(Extracted data entries)
-- begin --

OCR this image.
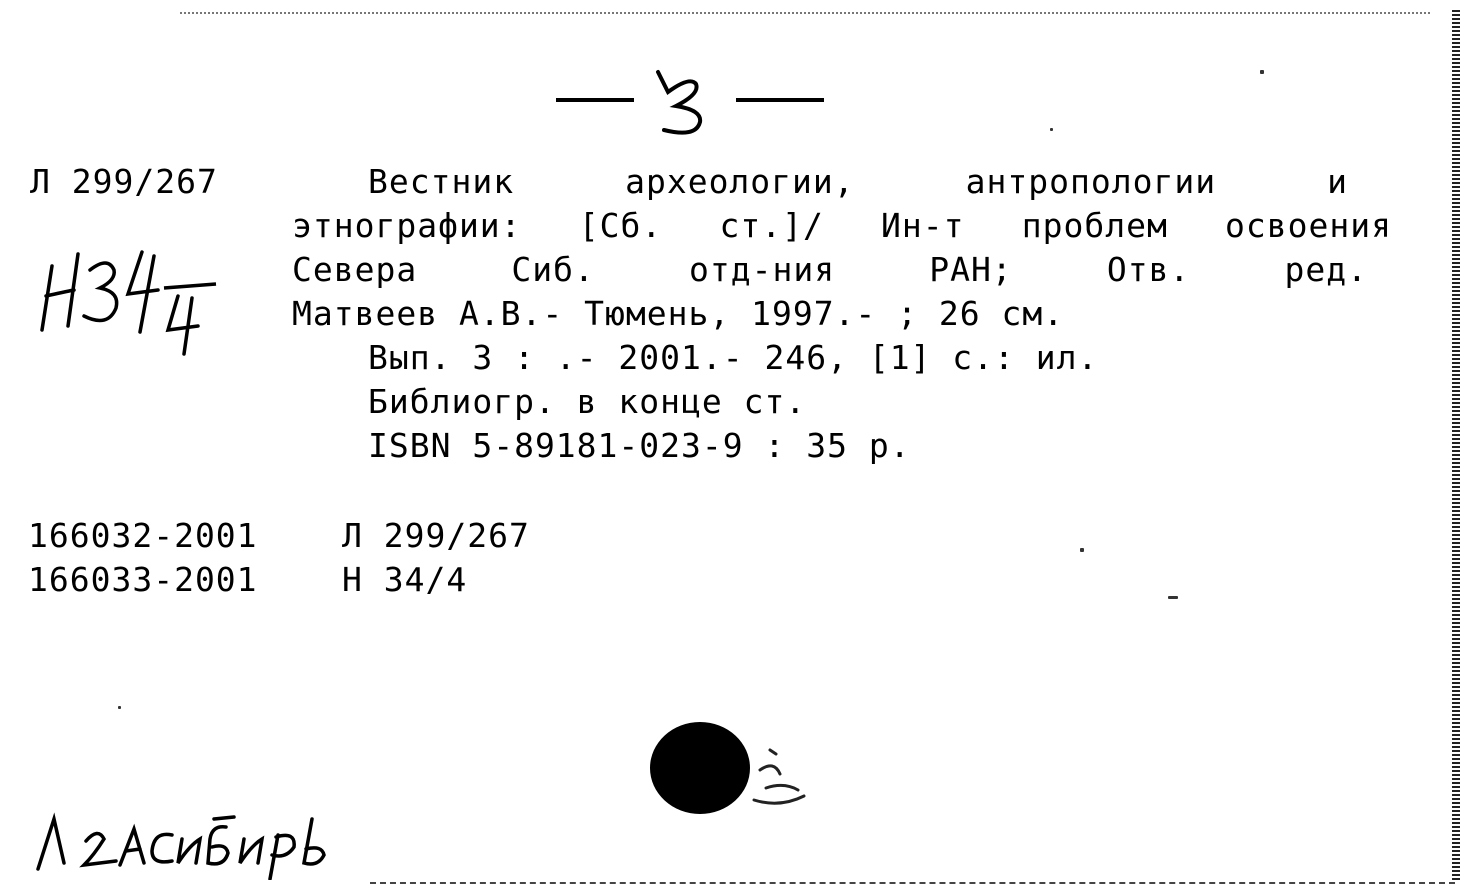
3
Л 299/267	Вестник	археологии,	антропологии	и
этнографии: [Сб. ст.]/ Ин-т проблем освоения
Севера	Сиб.	отд-ния	РАН;	Отв.	ред.
Матвеев А.В.- Тюмень, 1997.- ; 26 см.
Вып. 3 : .- 2001.- 246, [1] с.: ил.
Библиогр. в конце ст.
ISBN 5-89181-023-9 : 35 р.
166032-2001	Л 299/267
166033-2001	Н 34/4
Л 2 Л Сибирь
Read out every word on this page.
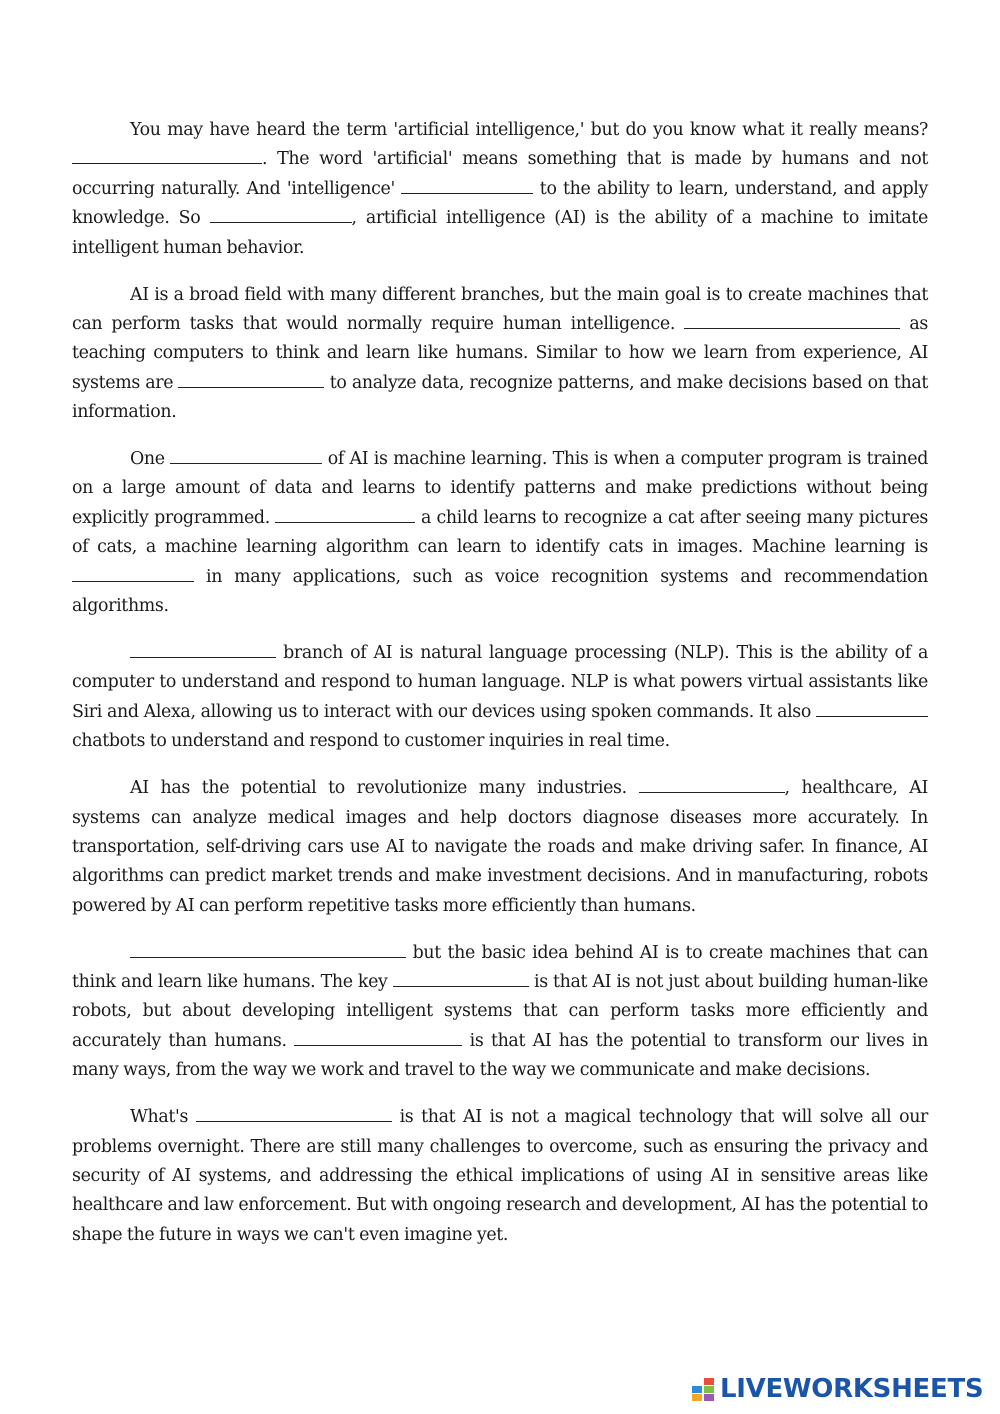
You may have heard the term 'artificial intelligence,' but do you know what it really means? . The word 'artificial' means something that is made by humans and not occurring naturally. And 'intelligence'	to the ability to learn, understand, and apply knowledge. So	, artificial intelligence (AI) is the ability of a machine to imitate intelligent human behavior.

AI is a broad field with many different branches, but the main goal is to create machines that can perform tasks that would normally require human intelligence.	as teaching computers to think and learn like humans. Similar to how we learn from experience, AI systems are	to analyze data, recognize patterns, and make decisions based on that information.

One	of AI is machine learning. This is when a computer program is trained on a large amount of data and learns to identify patterns and make predictions without being explicitly programmed.	a child learns to recognize a cat after seeing many pictures of cats, a machine learning algorithm can learn to identify cats in images. Machine learning is  in many applications, such as voice recognition systems and recommendation algorithms.

branch of AI is natural language processing (NLP). This is the ability of a computer to understand and respond to human language. NLP is what powers virtual assistants like Siri and Alexa, allowing us to interact with our devices using spoken commands. It also  chatbots to understand and respond to customer inquiries in real time.

AI has the potential to revolutionize many industries.	, healthcare, AI systems can analyze medical images and help doctors diagnose diseases more accurately. In transportation, self-driving cars use AI to navigate the roads and make driving safer. In finance, AI algorithms can predict market trends and make investment decisions. And in manufacturing, robots powered by AI can perform repetitive tasks more efficiently than humans.

but the basic idea behind AI is to create machines that can think and learn like humans. The key	is that AI is not just about building human-like robots, but about developing intelligent systems that can perform tasks more efficiently and accurately than humans.	is that AI has the potential to transform our lives in many ways, from the way we work and travel to the way we communicate and make decisions.

What's	is that AI is not a magical technology that will solve all our problems overnight. There are still many challenges to overcome, such as ensuring the privacy and security of AI systems, and addressing the ethical implications of using AI in sensitive areas like healthcare and law enforcement. But with ongoing research and development, AI has the potential to shape the future in ways we can't even imagine yet.

LIVEWORKSHEETS
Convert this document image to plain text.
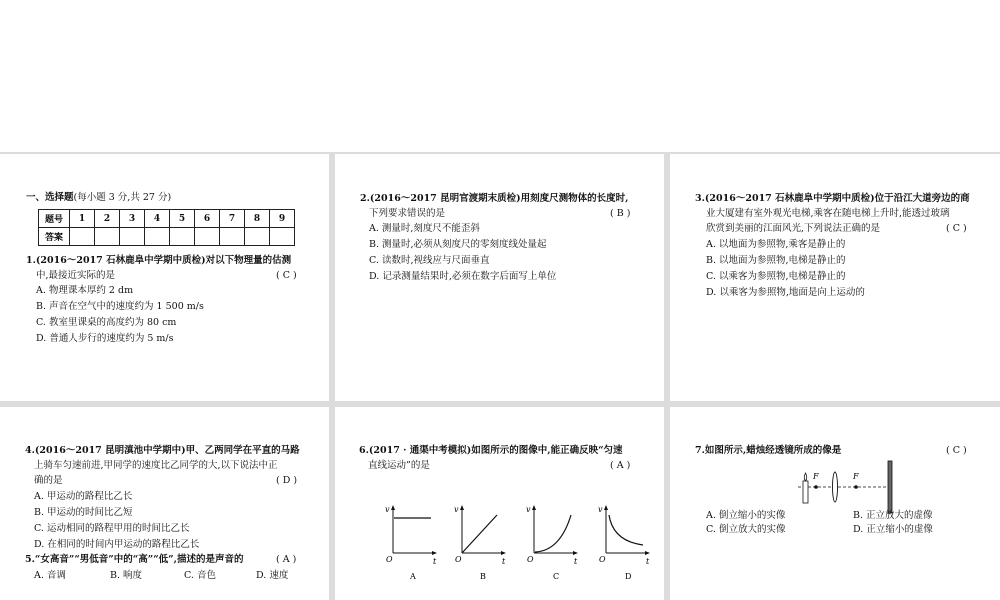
一、选择题(每小题 3 分,共 27 分)
题号	1	2	3	4	5	6	7	8	9
答案									
1.(2016～2017 石林鹿阜中学期中质检)对以下物理量的估测
中,最接近实际的是	( C )
A. 物理课本厚约 2 dm
B. 声音在空气中的速度约为 1 500 m/s
C. 教室里课桌的高度约为 80 cm
D. 普通人步行的速度约为 5 m/s
2.(2016～2017 昆明官渡期末质检)用刻度尺测物体的长度时,
下列要求错误的是	( B )
A. 测量时,刻度尺不能歪斜
B. 测量时,必须从刻度尺的零刻度线处量起
C. 读数时,视线应与尺面垂直
D. 记录测量结果时,必须在数字后面写上单位
3.(2016～2017 石林鹿阜中学期中质检)位于沿江大道旁边的商
业大厦建有室外观光电梯,乘客在随电梯上升时,能透过玻璃
欣赏到美丽的江面风光,下列说法正确的是	( C )
A. 以地面为参照物,乘客是静止的
B. 以地面为参照物,电梯是静止的
C. 以乘客为参照物,电梯是静止的
D. 以乘客为参照物,地面是向上运动的
4.(2016～2017 昆明滇池中学期中)甲、乙两同学在平直的马路
上骑车匀速前进,甲同学的速度比乙同学的大,以下说法中正
确的是	( D )
A. 甲运动的路程比乙长
B. 甲运动的时间比乙短
C. 运动相同的路程甲用的时间比乙长
D. 在相同的时间内甲运动的路程比乙长
5.“女高音”“男低音”中的“高”“低”,描述的是声音的	( A )
A. 音调	B. 响度	C. 音色	D. 速度
6.(2017 · 通渠中考模拟)如图所示的图像中,能正确反映“匀速
直线运动”的是	( A )
v
t
O
A
v
t
O
B
v
t
O
C
v
t
O
D
7.如图所示,蜡烛经透镜所成的像是	( C )
F	F
A. 倒立缩小的实像	B. 正立放大的虚像
C. 倒立放大的实像	D. 正立缩小的虚像
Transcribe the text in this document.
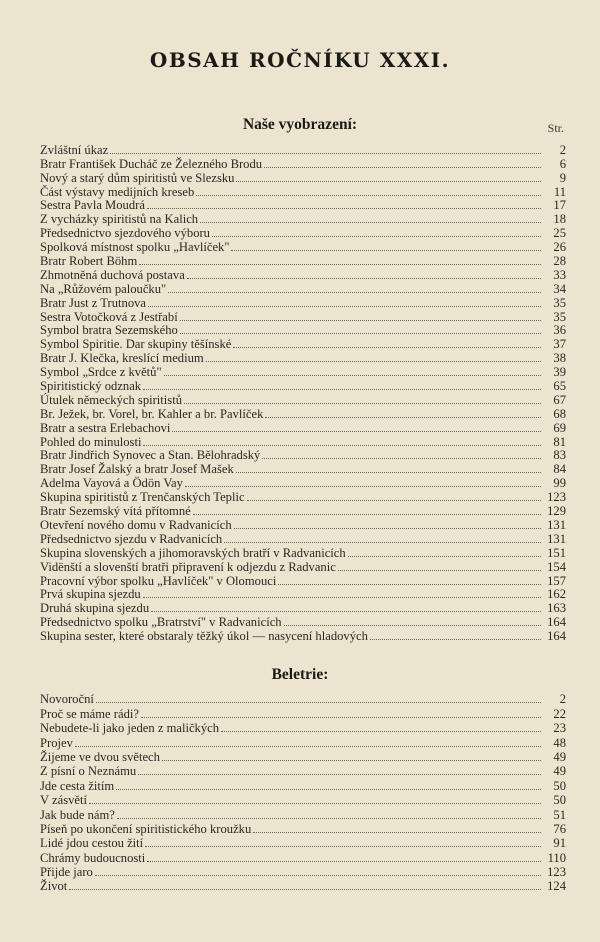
OBSAH ROČNÍKU XXXI.
Naše vyobrazení:	Str.
Zvláštní úkaz	2
Bratr František Ducháč ze Železného Brodu	6
Nový a starý dům spiritistů ve Slezsku	9
Část výstavy medijních kreseb	11
Sestra Pavla Moudrá	17
Z vycházky spiritistů na Kalich	18
Předsednictvo sjezdového výboru	25
Spolková místnost spolku „Havlíček"	26
Bratr Robert Böhm	28
Zhmotněná duchová postava	33
Na „Růžovém paloučku"	34
Bratr Just z Trutnova	35
Sestra Votočková z Jestřabí	35
Symbol bratra Sezemského	36
Symbol Spiritie. Dar skupiny těšínské	37
Bratr J. Klečka, kreslící medium	38
Symbol „Srdce z květů"	39
Spiritistický odznak	65
Útulek německých spiritistů	67
Br. Ježek, br. Vorel, br. Kahler a br. Pavlíček	68
Bratr a sestra Erlebachovi	69
Pohled do minulosti	81
Bratr Jindřich Synovec a Stan. Bělohradský	83
Bratr Josef Žalský a bratr Josef Mašek	84
Adelma Vayová a Ödön Vay	99
Skupina spiritistů z Trenčanských Teplic	123
Bratr Sezemský vítá přítomné	129
Otevření nového domu v Radvanicích	131
Předsednictvo sjezdu v Radvanicích	131
Skupina slovenských a jihomoravských bratří v Radvanicích	151
Vidënští a slovenští bratři připravení k odjezdu z Radvanic	154
Pracovní výbor spolku „Havlíček" v Olomouci	157
Prvá skupina sjezdu	162
Druhá skupina sjezdu	163
Předsednictvo spolku „Bratrství" v Radvanicích	164
Skupina sester, které obstaraly těžký úkol — nasycení hladových	164
Beletrie:
Novoroční	2
Proč se máme rádi?	22
Nebudete-li jako jeden z maličkých	23
Projev	48
Žijeme ve dvou světech	49
Z písní o Neznámu	49
Jde cesta žitím	50
V zásvětí	50
Jak bude nám?	51
Píseň po ukončení spiritistického kroužku	76
Lidé jdou cestou žití	91
Chrámy budoucnosti	110
Přijde jaro	123
Život	124
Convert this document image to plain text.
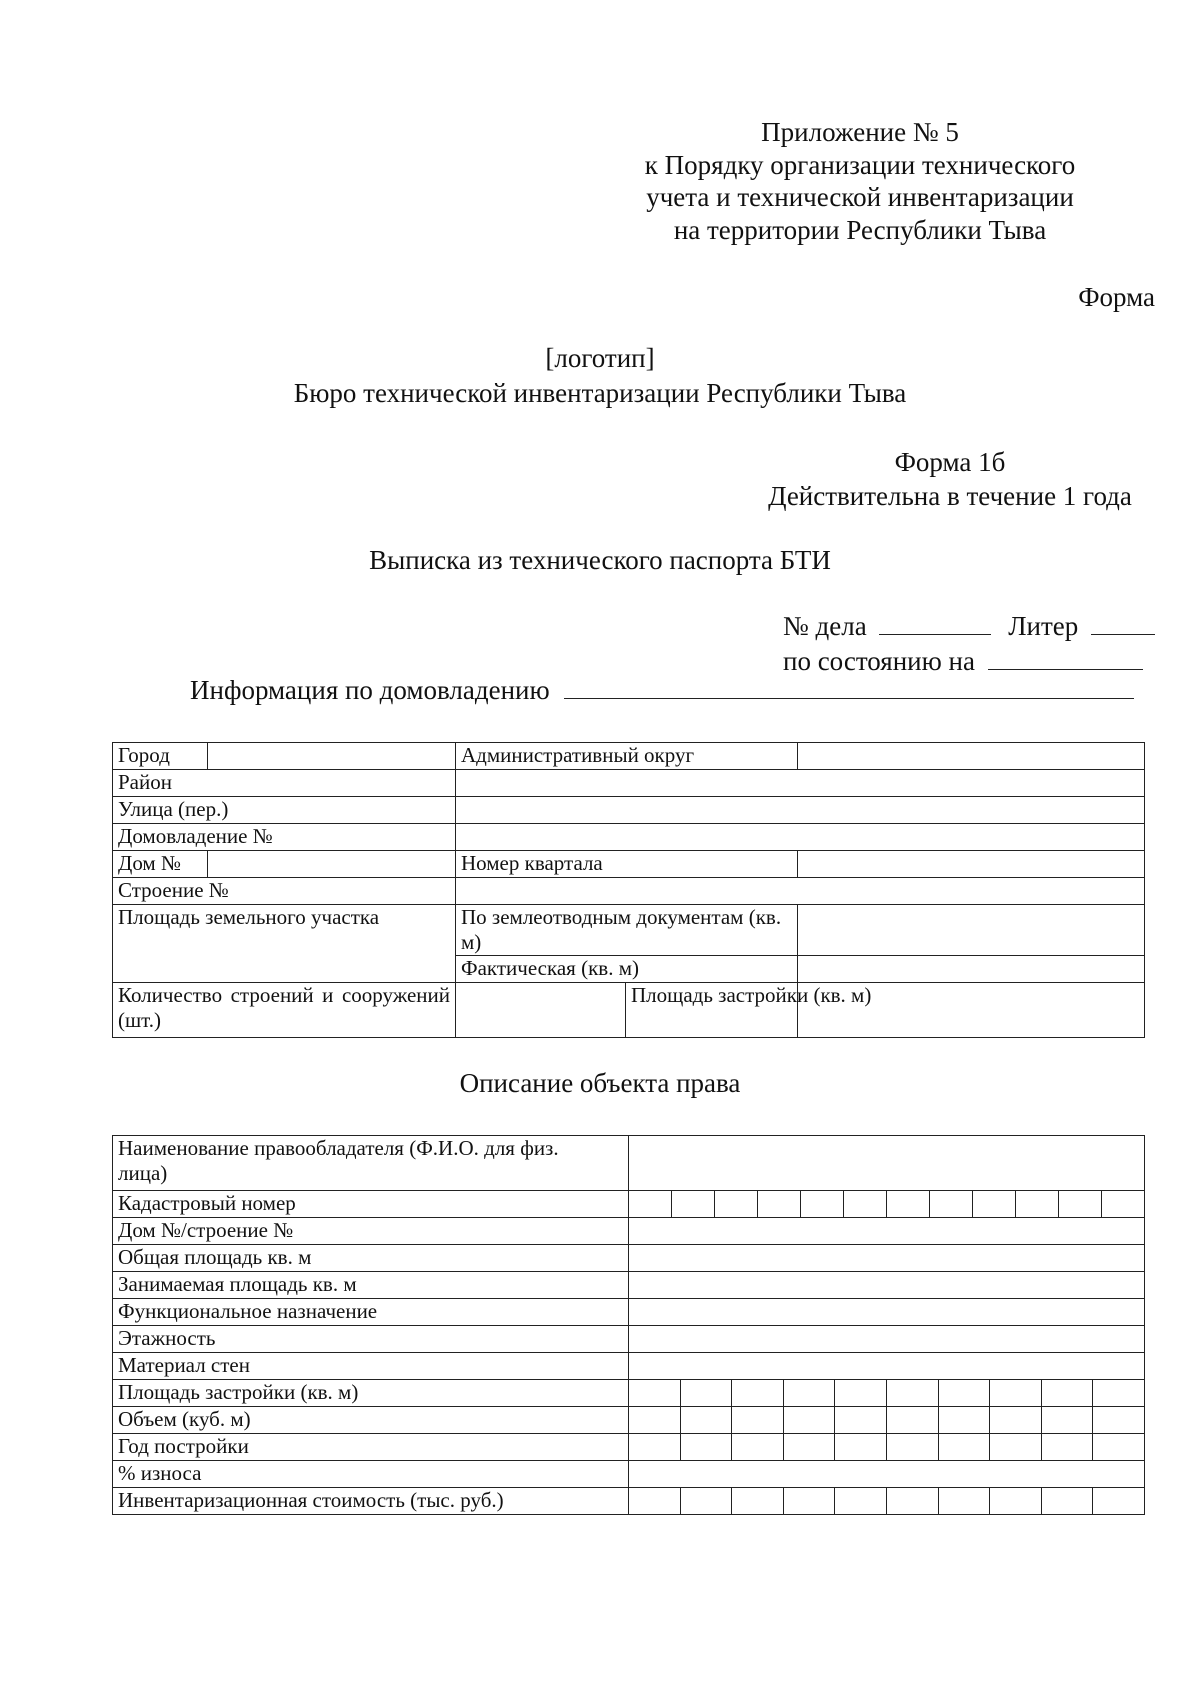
Приложение № 5
к Порядку организации технического
учета и технической инвентаризации
на территории Республики Тыва
Форма
[логотип]
Бюро технической инвентаризации Республики Тыва
Форма 1б
Действительна в течение 1 года
Выписка из технического паспорта БТИ
№ дела	Литер
по состоянию на
Информация по домовладению
Город		Административный округ		
Район				
Улица (пер.)				
Домовладение №				
Дом №		Номер квартала		
Строение №				
Площадь земельного участка		По землеотводным документам (кв. м)		
		Фактическая (кв. м)		
Количество строений и сооружений (шт.)			Площадь застройки (кв. м)	
Описание объекта права
Наименование правообладателя (Ф.И.О. для физ. лица)	
Кадастровый номер	

Дом №/строение №	
Общая площадь кв. м	
Занимаемая площадь кв. м	
Функциональное назначение	
Этажность	
Материал стен	
Площадь застройки (кв. м)	

Объем (куб. м)	

Год постройки	

% износа	
Инвентаризационная стоимость (тыс. руб.)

-- end --

GIVEN TASK - Gather up the lines that contain the word "застройки".

THE SOLUTION -
Количество строений и сооружений (шт.)			Площадь застройки (кв. м)	
Площадь застройки (кв. м)	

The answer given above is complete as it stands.